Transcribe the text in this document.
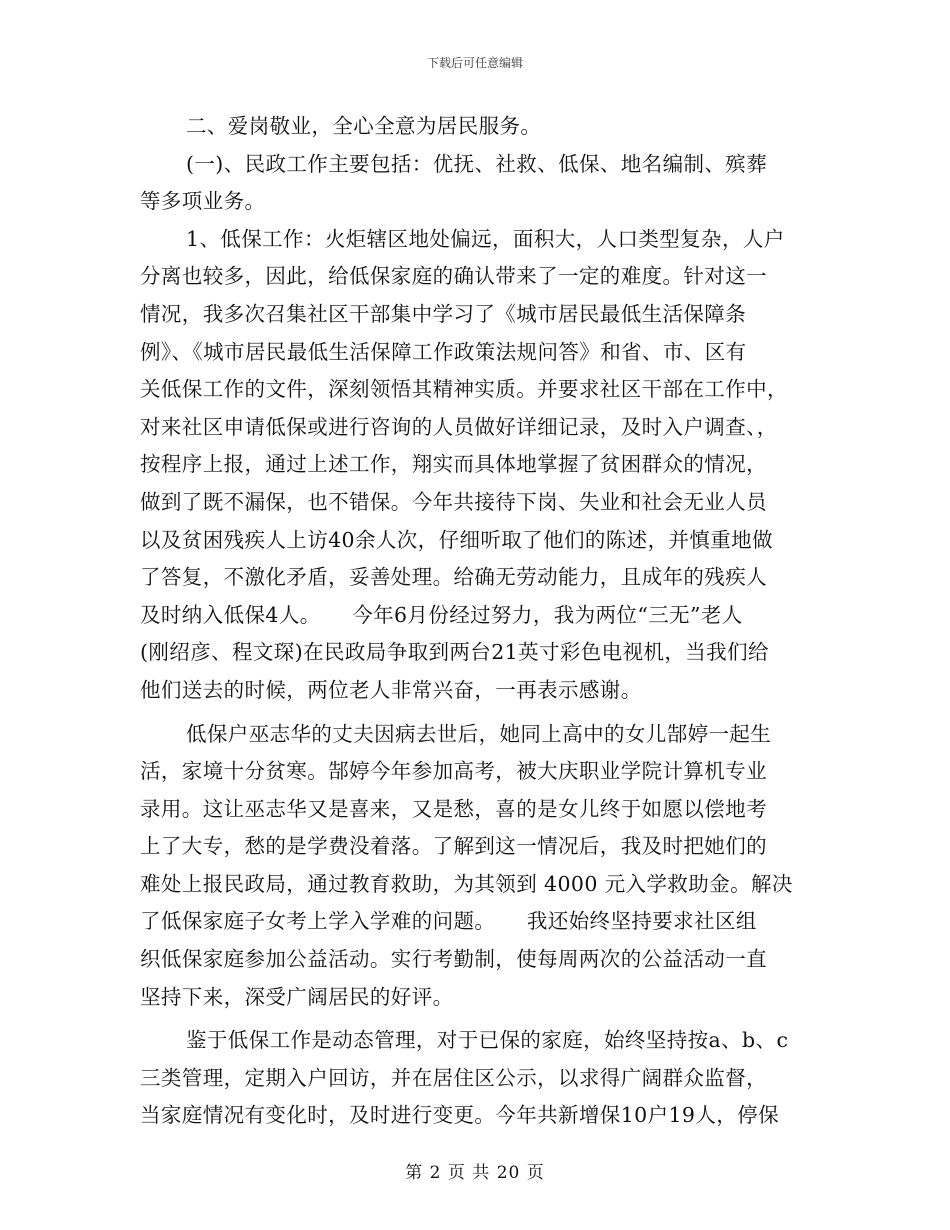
下载后可任意编辑
二、爱岗敬业，全心全意为居民服务。
(一)、民政工作主要包括：优抚、社救、低保、地名编制、殡葬
等多项业务。
1、低保工作：火炬辖区地处偏远，面积大，人口类型复杂，人户
分离也较多，因此，给低保家庭的确认带来了一定的难度。针对这一
情况，我多次召集社区干部集中学习了《城市居民最低生活保障条
例》、《城市居民最低生活保障工作政策法规问答》和省、市、区有
关低保工作的文件，深刻领悟其精神实质。并要求社区干部在工作中，
对来社区申请低保或进行咨询的人员做好详细记录，及时入户调查、，
按程序上报，通过上述工作，翔实而具体地掌握了贫困群众的情况，
做到了既不漏保，也不错保。今年共接待下岗、失业和社会无业人员
以及贫困残疾人上访40余人次，仔细听取了他们的陈述，并慎重地做
了答复，不激化矛盾，妥善处理。给确无劳动能力，且成年的残疾人
及时纳入低保4人。　　今年6月份经过努力，我为两位“三无”老人
(刚绍彦、程文琛)在民政局争取到两台21英寸彩色电视机，当我们给
他们送去的时候，两位老人非常兴奋，一再表示感谢。
低保户巫志华的丈夫因病去世后，她同上高中的女儿郜婷一起生
活，家境十分贫寒。郜婷今年参加高考，被大庆职业学院计算机专业
录用。这让巫志华又是喜来，又是愁，喜的是女儿终于如愿以偿地考
上了大专，愁的是学费没着落。了解到这一情况后，我及时把她们的
难处上报民政局，通过教育救助，为其领到 4000 元入学救助金。解决
了低保家庭子女考上学入学难的问题。　　我还始终坚持要求社区组
织低保家庭参加公益活动。实行考勤制，使每周两次的公益活动一直
坚持下来，深受广阔居民的好评。
鉴于低保工作是动态管理，对于已保的家庭，始终坚持按a、b、c
三类管理，定期入户回访，并在居住区公示，以求得广阔群众监督，
当家庭情况有变化时，及时进行变更。今年共新增保10户19人，停保
第 2 页 共 20 页
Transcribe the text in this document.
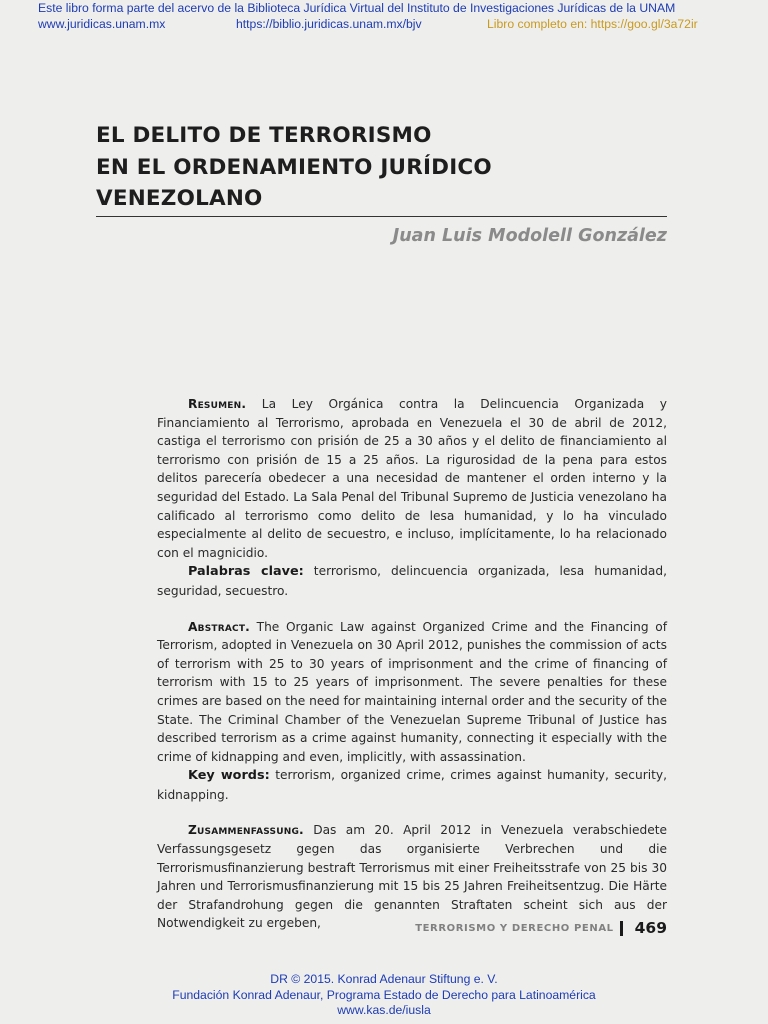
Este libro forma parte del acervo de la Biblioteca Jurídica Virtual del Instituto de Investigaciones Jurídicas de la UNAM
www.juridicas.unam.mx	https://biblio.juridicas.unam.mx/bjv	Libro completo en: https://goo.gl/3a72ir
EL DELITO DE TERRORISMO
EN EL ORDENAMIENTO JURÍDICO
VENEZOLANO
Juan Luis Modolell González

Resumen. La Ley Orgánica contra la Delincuencia Organizada y Financiamiento al Terrorismo, aprobada en Venezuela el 30 de abril de 2012, castiga el terrorismo con prisión de 25 a 30 años y el delito de financiamiento al terrorismo con prisión de 15 a 25 años. La rigurosidad de la pena para estos delitos parecería obedecer a una necesidad de mantener el orden interno y la seguridad del Estado. La Sala Penal del Tribunal Supremo de Justicia venezolano ha calificado al terrorismo como delito de lesa humanidad, y lo ha vinculado especialmente al delito de secuestro, e incluso, implícitamente, lo ha relacionado con el magnicidio.

Palabras clave: terrorismo, delincuencia organizada, lesa humanidad, seguridad, secuestro.

Abstract. The Organic Law against Organized Crime and the Financing of Terrorism, adopted in Venezuela on 30 April 2012, punishes the commission of acts of terrorism with 25 to 30 years of imprisonment and the crime of financing of terrorism with 15 to 25 years of imprisonment. The severe penalties for these crimes are based on the need for maintaining internal order and the security of the State. The Criminal Chamber of the Venezuelan Supreme Tribunal of Justice has described terrorism as a crime against humanity, connecting it especially with the crime of kidnapping and even, implicitly, with assassination.

Key words: terrorism, organized crime, crimes against humanity, security, kidnapping.

Zusammenfassung. Das am 20. April 2012 in Venezuela verabschiedete Verfassungsgesetz gegen das organisierte Verbrechen und die Terrorismusfinanzierung bestraft Terrorismus mit einer Freiheitsstrafe von 25 bis 30 Jahren und Terrorismusfinanzierung mit 15 bis 25 Jahren Freiheitsentzug. Die Härte der Strafandrohung gegen die genannten Straftaten scheint sich aus der Notwendigkeit zu ergeben,	TERRORISMO Y DERECHO PENAL 469
DR © 2015. Konrad Adenaur Stiftung e. V.
Fundación Konrad Adenaur, Programa Estado de Derecho para Latinoamérica
www.kas.de/iusla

**Set task:** Copy each line above that contains the string "Adenaur".

**Reply to the task:**
DR © 2015. Konrad Adenaur Stiftung e. V.
Fundación Konrad Adenaur, Programa Estado de Derecho para Latinoamérica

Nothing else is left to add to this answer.